Collected data

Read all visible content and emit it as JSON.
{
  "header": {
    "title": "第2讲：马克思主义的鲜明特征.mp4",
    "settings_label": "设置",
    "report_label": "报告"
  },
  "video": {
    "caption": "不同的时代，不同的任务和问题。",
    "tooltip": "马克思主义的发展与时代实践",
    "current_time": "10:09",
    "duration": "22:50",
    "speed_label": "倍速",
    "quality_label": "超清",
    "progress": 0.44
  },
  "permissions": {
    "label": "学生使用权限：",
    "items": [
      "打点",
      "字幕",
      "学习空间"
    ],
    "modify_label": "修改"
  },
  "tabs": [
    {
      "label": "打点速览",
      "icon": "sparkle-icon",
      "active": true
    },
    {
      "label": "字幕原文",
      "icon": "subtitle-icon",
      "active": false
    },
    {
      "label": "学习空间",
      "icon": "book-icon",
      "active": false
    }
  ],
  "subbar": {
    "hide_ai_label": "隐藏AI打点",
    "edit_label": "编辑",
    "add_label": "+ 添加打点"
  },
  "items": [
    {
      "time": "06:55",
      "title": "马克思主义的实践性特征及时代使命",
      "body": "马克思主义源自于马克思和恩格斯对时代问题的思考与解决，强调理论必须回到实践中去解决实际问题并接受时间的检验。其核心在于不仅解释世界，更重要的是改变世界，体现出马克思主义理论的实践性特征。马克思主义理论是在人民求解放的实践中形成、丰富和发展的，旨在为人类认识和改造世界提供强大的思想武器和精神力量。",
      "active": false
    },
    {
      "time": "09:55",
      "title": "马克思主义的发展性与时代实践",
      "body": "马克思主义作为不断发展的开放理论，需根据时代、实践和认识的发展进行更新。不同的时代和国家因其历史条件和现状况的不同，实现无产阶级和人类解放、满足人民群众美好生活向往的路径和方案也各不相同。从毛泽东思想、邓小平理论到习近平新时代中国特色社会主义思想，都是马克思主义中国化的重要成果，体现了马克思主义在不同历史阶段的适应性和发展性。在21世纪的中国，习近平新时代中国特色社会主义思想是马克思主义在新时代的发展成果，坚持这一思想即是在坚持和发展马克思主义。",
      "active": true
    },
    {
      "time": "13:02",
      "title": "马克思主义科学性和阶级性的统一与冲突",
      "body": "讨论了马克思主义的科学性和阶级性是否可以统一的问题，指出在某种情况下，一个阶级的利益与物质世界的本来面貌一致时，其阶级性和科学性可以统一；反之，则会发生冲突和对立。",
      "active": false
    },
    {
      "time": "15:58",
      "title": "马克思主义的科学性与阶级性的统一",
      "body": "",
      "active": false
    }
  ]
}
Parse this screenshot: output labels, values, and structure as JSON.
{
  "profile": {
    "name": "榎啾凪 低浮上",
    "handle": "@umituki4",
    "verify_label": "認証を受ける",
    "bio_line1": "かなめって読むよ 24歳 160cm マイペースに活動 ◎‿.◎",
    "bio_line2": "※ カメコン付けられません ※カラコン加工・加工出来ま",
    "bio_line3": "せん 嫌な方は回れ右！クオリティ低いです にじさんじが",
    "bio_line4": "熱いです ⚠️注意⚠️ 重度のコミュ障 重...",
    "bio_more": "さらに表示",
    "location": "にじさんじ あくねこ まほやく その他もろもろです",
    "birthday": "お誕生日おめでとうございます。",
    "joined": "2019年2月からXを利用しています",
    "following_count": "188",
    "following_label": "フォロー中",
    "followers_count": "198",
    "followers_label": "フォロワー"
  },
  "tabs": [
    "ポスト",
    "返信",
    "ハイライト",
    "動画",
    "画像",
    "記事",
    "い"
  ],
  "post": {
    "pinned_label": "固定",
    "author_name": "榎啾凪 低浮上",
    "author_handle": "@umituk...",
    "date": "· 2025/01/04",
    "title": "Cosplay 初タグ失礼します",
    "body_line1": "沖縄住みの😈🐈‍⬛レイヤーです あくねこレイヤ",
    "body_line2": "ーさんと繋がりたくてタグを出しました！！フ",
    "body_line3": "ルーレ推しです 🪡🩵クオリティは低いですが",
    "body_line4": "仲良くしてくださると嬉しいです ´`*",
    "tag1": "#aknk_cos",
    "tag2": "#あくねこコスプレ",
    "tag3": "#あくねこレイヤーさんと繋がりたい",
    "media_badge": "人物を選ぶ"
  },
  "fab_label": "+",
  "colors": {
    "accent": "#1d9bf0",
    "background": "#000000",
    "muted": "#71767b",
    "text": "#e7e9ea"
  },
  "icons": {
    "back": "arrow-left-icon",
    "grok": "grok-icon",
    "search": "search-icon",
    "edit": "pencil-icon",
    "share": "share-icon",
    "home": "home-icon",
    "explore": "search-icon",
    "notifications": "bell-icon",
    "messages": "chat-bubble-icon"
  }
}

Your objective >> Your task is to reproduce the whole listing exactly.

Right answer >>
Read all visible content and emit it as JSON.
{
  "header": {
    "title": "第2讲：马克思主义的鲜明特征.mp4",
    "settings_label": "设置",
    "report_label": "报告"
  },
  "video": {
    "caption": "不同的时代，不同的任务和问题。",
    "tooltip": "马克思主义的发展与时代实践",
    "current_time": "10:09",
    "duration": "22:50",
    "speed_label": "倍速",
    "quality_label": "超清",
    "progress": 0.44
  },
  "permissions": {
    "label": "学生使用权限：",
    "items": [
      "打点",
      "字幕",
      "学习空间"
    ],
    "modify_label": "修改"
  },
  "tabs": [
    {
      "label": "打点速览",
      "icon": "sparkle-icon",
      "active": true
    },
    {
      "label": "字幕原文",
      "icon": "subtitle-icon",
      "active": false
    },
    {
      "label": "学习空间",
      "icon": "book-icon",
      "active": false
    }
  ],
  "subbar": {
    "hide_ai_label": "隐藏AI打点",
    "edit_label": "编辑",
    "add_label": "+ 添加打点"
  },
  "items": [
    {
      "time": "06:55",
      "title": "马克思主义的实践性特征及时代使命",
      "body": "马克思主义源自于马克思和恩格斯对时代问题的思考与解决，强调理论必须回到实践中去解决实际问题并接受时间的检验。其核心在于不仅解释世界，更重要的是改变世界，体现出马克思主义理论的实践性特征。马克思主义理论是在人民求解放的实践中形成、丰富和发展的，旨在为人类认识和改造世界提供强大的思想武器和精神力量。",
      "active": false
    },
    {
      "time": "09:55",
      "title": "马克思主义的发展性与时代实践",
      "body": "马克思主义作为不断发展的开放理论，需根据时代、实践和认识的发展进行更新。不同的时代和国家因其历史条件和现状况的不同，实现无产阶级和人类解放、满足人民群众美好生活向往的路径和方案也各不相同。从毛泽东思想、邓小平理论到习近平新时代中国特色社会主义思想，都是马克思主义中国化的重要成果，体现了马克思主义在不同历史阶段的适应性和发展性。在21世纪的中国，习近平新时代中国特色社会主义思想是马克思主义在新时代的发展成果，坚持这一思想即是在坚持和发展马克思主义。",
      "active": true
    },
    {
      "time": "13:02",
      "title": "马克思主义科学性和阶级性的统一与冲突",
      "body": "讨论了马克思主义的科学性和阶级性是否可以统一的问题，指出在某种情况下，一个阶级的利益与物质世界的本来面貌一致时，其阶级性和科学性可以统一；反之，则会发生冲突和对立。",
      "active": false
    },
    {
      "time": "15:58",
      "title": "马克思主义的科学性与阶级性的统一",
      "body": "",
      "active": false
    }
  ]
}
Parse this screenshot: output labels, values, and structure as JSON.
{
  "profile": {
    "name": "榎啾凪 低浮上",
    "handle": "@umituki4",
    "verify_label": "認証を受ける",
    "bio_line1": "かなめって読むよ 24歳 160cm マイペースに活動 ◎‿.◎",
    "bio_line2": "※ カメコン付けられません ※カラコン加工・加工出来ま",
    "bio_line3": "せん 嫌な方は回れ右！クオリティ低いです にじさんじが",
    "bio_line4": "熱いです ⚠️注意⚠️ 重度のコミュ障 重...",
    "bio_more": "さらに表示",
    "location": "にじさんじ あくねこ まほやく その他もろもろです",
    "birthday": "お誕生日おめでとうございます。",
    "joined": "2019年2月からXを利用しています",
    "following_count": "188",
    "following_label": "フォロー中",
    "followers_count": "198",
    "followers_label": "フォロワー"
  },
  "tabs": [
    "ポスト",
    "返信",
    "ハイライト",
    "動画",
    "画像",
    "記事",
    "い"
  ],
  "post": {
    "pinned_label": "固定",
    "author_name": "榎啾凪 低浮上",
    "author_handle": "@umituk...",
    "date": "· 2025/01/04",
    "title": "Cosplay 初タグ失礼します",
    "body_line1": "沖縄住みの😈🐈‍⬛レイヤーです あくねこレイヤ",
    "body_line2": "ーさんと繋がりたくてタグを出しました！！フ",
    "body_line3": "ルーレ推しです 🪡🩵クオリティは低いですが",
    "body_line4": "仲良くしてくださると嬉しいです ´`*",
    "tag1": "#aknk_cos",
    "tag2": "#あくねこコスプレ",
    "tag3": "#あくねこレイヤーさんと繋がりたい",
    "media_badge": "人物を選ぶ"
  },
  "fab_label": "+",
  "colors": {
    "accent": "#1d9bf0",
    "background": "#000000",
    "muted": "#71767b",
    "text": "#e7e9ea"
  },
  "icons": {
    "back": "arrow-left-icon",
    "grok": "grok-icon",
    "search": "search-icon",
    "edit": "pencil-icon",
    "share": "share-icon",
    "home": "home-icon",
    "explore": "search-icon",
    "notifications": "bell-icon",
    "messages": "chat-bubble-icon"
  }
}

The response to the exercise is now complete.